Stated problem:
Below are the records; locate each line with the word "where" and copy it.

Data extracted from a collection:
## Start
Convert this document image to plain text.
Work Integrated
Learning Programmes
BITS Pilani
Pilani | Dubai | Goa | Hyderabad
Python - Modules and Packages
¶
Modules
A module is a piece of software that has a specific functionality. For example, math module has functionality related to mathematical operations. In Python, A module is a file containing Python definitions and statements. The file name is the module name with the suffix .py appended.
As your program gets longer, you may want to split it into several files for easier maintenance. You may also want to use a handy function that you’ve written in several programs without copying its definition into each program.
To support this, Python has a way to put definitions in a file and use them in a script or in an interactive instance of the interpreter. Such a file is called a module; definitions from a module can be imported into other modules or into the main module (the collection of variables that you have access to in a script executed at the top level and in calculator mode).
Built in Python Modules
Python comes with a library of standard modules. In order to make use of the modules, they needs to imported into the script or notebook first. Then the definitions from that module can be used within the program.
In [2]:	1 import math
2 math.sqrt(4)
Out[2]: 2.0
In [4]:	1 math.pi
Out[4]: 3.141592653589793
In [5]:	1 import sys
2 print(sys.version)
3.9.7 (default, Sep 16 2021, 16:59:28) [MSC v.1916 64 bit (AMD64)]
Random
## End
## Start
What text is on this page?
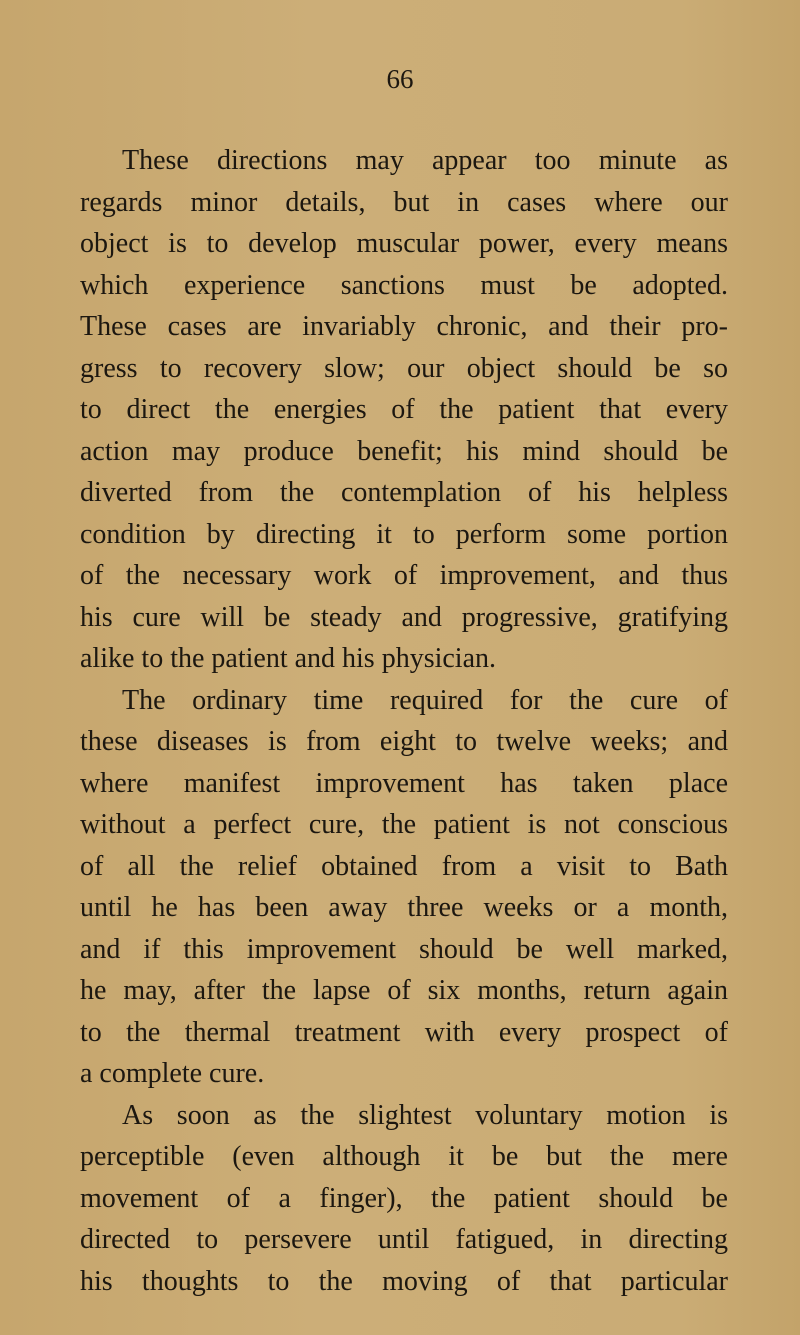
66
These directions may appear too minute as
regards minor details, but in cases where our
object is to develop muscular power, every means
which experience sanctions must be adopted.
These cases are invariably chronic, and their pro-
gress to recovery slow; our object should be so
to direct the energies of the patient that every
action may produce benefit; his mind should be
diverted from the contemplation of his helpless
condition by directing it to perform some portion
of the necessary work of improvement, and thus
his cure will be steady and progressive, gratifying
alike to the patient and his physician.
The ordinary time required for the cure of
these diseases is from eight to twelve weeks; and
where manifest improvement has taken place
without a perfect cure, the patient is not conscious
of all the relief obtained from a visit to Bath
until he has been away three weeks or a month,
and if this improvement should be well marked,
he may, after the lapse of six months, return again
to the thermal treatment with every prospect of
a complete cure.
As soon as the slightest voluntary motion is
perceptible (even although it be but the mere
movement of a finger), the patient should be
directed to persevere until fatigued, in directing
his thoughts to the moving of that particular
## End
Task response:
regards minor details, but in cases where our
where manifest improvement has taken place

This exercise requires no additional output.